++++ Ausgewählter Textauszug

Israelis dürfen nur noch unter großen Schwierigkeiten nach Palästina hinein. „Sie könnten gekidnappt, ermordet werden, die IDF (Israelischen Defence Forces) könne für ihre Sicherheit nicht garantieren“, ist die offizielle Erklärung. Somit gibt es auch für diejenigen, die gutwillig sind, nur begrenzte Möglichkeiten, sich wirklich über das zu informieren, was hier geschieht.

Wie nähert man sich einem Land? In Deutschland plante ich, auf der politischen Ebene möglichst viel über die kommenden Wahlen herausfinden. Sehr schnell aber spürte ich, daß ich erst mal ein Gefühl für das Land entwickeln muß:

Gerüche wahrnehmen, sich daran gewöhnen, daß die Schrift von rechts nach links geht, morgens um viertel nach fünf durch den Muezzin geweckt zu werden, Geruch nach Pinien, dicke Wände in den Häusern, die nicht vor der in alle Fasern des Körpers kriechenden Kälte im Winter schützen. Es gibt keine Heizungen, dafür, wenn die Familien es sich leisten können, Kohle-, Gas- oder Elektroöfen.

Das Frühstück besteht aus Fladenbrot, erst eingetaucht in Olivenöl, dann in zu Pulver gemahlenem Thymian, der mit Sesamkörnern gemischt ist. Dazu gibt es Schafskäse und Tomaten, manchmal noch eine Art Joghurtquark, auch mit Olivenöl begossen, und Humus aus Kichererbsen, Sesampaste, Knoblauch, Zitrone, Salz und Olivenöl zubereitet. In den meisten Häusern, in denen ich im Laufe meiner Reise übernachte, gibt es keine Teller, alle tauchen die Brotstückchen in die selben Schüsseln ein. Der Geruch des Thymian, nach Kaffee oder Salbeitee durchziehen den ganzen Raum.

Die erste Ahnung von einer palästinensischen Großfamilie entsteht im Haus von Faten und Nicola Mukarker: Zwanzig bis dreißig mal am Tag geht die Türglocke, mindestens ebenso häufig das Telefon, Tante, Schwäger, Schwestern, Neffen und Nichten, Cousinen und Cousins, die Mutter kommen vorbei. Nahezu die ganze Straße wird von Familienangehörigen bewohnt. Alle Berufe sind vertreten vom Zahnarzt bis zum Blumenladen. Ein Teil der Großfamilie lebte von einem kleinen Betrieb mit 14 Arbeitern, in dem Gummi produziert wurde. Heute arbeitete noch nur der eine Bruder im Betrieb. Der Gummirohstoff kam aus Malaysia, mußte, wie alles, über Israel importiert werden. Palästina hat keinen eigenen Hafen und Flughafen, so kann nichts direkt importiert werden. China ist wesentlich billiger in der Produktion von Gummi, sie konnten nicht konkurrieren. Zudem werden viele Dinge, die früher aus Gummi hergestellt wurden, heute als Chemiefaser aus Öl produziert. So ging der Betrieb fast vollständig bankrott.

Die Familie besitzt noch Gärten, in denen vor allem Aprikosenbäume wachsen. Mitten durch die Gärten soll jetzt die Mauer gebaut werden. 2004 konnten sie so gut wie keine Aprikosen verkaufen. Als die Erntezeit kam, hat Israel den Markt in Palästina mit billigen Aprikosen überschwemmt, so daß für die einheimischen Früchte der Markt nahezu geschlossen war.

++++++++
++++ Bereitgestellte Daten

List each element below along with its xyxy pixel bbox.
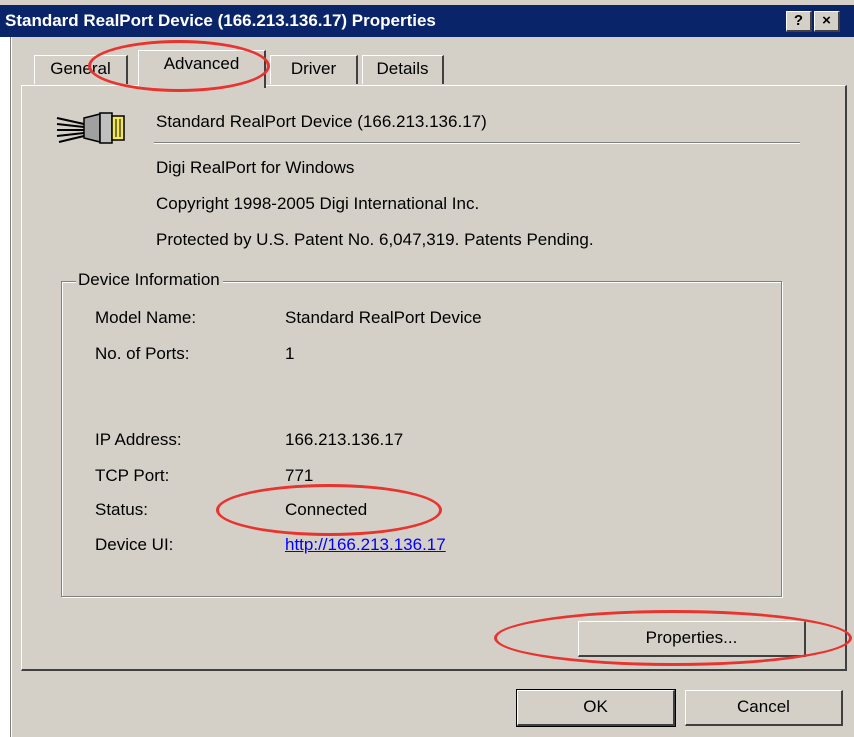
serial-port-icon: [56, 112, 125, 144]
tab-advanced-label: Advanced: [163, 54, 240, 73]
ip-address-label: IP Address:: [95, 430, 182, 449]
copyright-text: Copyright 1998-2005 Digi International I…: [156, 194, 480, 213]
tab-advanced[interactable]: Advanced: [138, 50, 266, 88]
properties-dialog: Standard RealPort Device (166.213.136.17…: [0, 0, 854, 737]
tcp-port-value: 771: [285, 466, 314, 485]
close-icon: ×: [822, 12, 831, 29]
ports-value: 1: [285, 344, 295, 363]
device-ui-link[interactable]: http://166.213.136.17: [285, 535, 446, 555]
tab-driver-label: Driver: [290, 59, 337, 78]
status-label: Status:: [95, 500, 148, 519]
close-button[interactable]: ×: [814, 11, 840, 32]
tab-driver[interactable]: Driver: [270, 55, 358, 84]
tab-details-label: Details: [376, 59, 429, 78]
tab-details[interactable]: Details: [362, 55, 444, 84]
help-button[interactable]: ?: [786, 11, 812, 32]
status-value: Connected: [285, 500, 368, 519]
tcp-port-label: TCP Port:: [95, 466, 170, 485]
model-name-value: Standard RealPort Device: [285, 308, 482, 327]
ports-label: No. of Ports:: [95, 344, 190, 363]
cancel-button[interactable]: Cancel: [685, 690, 843, 726]
properties-button[interactable]: Properties...: [578, 621, 806, 657]
ip-address-value: 166.213.136.17: [285, 430, 404, 449]
patent-text: Protected by U.S. Patent No. 6,047,319. …: [156, 230, 594, 249]
device-ui-label: Device UI:: [95, 535, 174, 554]
tab-general-label: General: [50, 59, 111, 78]
title-bar[interactable]: Standard RealPort Device (166.213.136.17…: [0, 5, 854, 37]
ok-button[interactable]: OK: [516, 689, 676, 727]
device-information-title: Device Information: [76, 270, 223, 290]
window-border: [10, 37, 11, 737]
device-name-heading: Standard RealPort Device (166.213.136.17…: [156, 112, 487, 131]
product-name: Digi RealPort for Windows: [156, 158, 355, 177]
tab-general[interactable]: General: [34, 55, 128, 84]
window-title: Standard RealPort Device (166.213.136.17…: [5, 11, 436, 30]
separator-line: [154, 142, 800, 144]
model-name-label: Model Name:: [95, 308, 197, 327]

++++++++

**Aufgabenstellung:**
A) Fasse den Textauszug in genau zwei Sätzen zusammen.
B) Schreibe den Textauszug von "Gerüche wahrnehmen, sich" bis "Gas- oder Elektroöfen." noch einmal ab und tausche dabei "Pinien" gegen "Orangenblüten" aus.

**Lösungen der Aufgaben:**
A) Israelis dürfen nur noch unter großen Schwierigkeiten nach Palästina, sodass selbst Gutwillige sich kaum darüber informieren können, was dort geschieht. Geschildert werden Alltagseindrücke wie Gerüche, dicke Hauswände ohne Schutz vor der Winterkälte und das gemeinsame Frühstück aus denselben Schüsseln sowie eine Großfamilie, deren Gummibetrieb fast bankrottging und die 2004 kaum Aprikosen verkaufen konnte, weil Israel den Markt mit billigen Aprikosen überschwemmte.

B)
Gerüche wahrnehmen, sich daran gewöhnen, daß die Schrift von rechts nach links geht, morgens um viertel nach fünf durch den Muezzin geweckt zu werden, Geruch nach Orangenblüten, dicke Wände in den Häusern, die nicht vor der in alle Fasern des Körpers kriechenden Kälte im Winter schützen. Es gibt keine Heizungen, dafür, wenn die Familien es sich leisten können, Kohle-, Gas- oder Elektroöfen.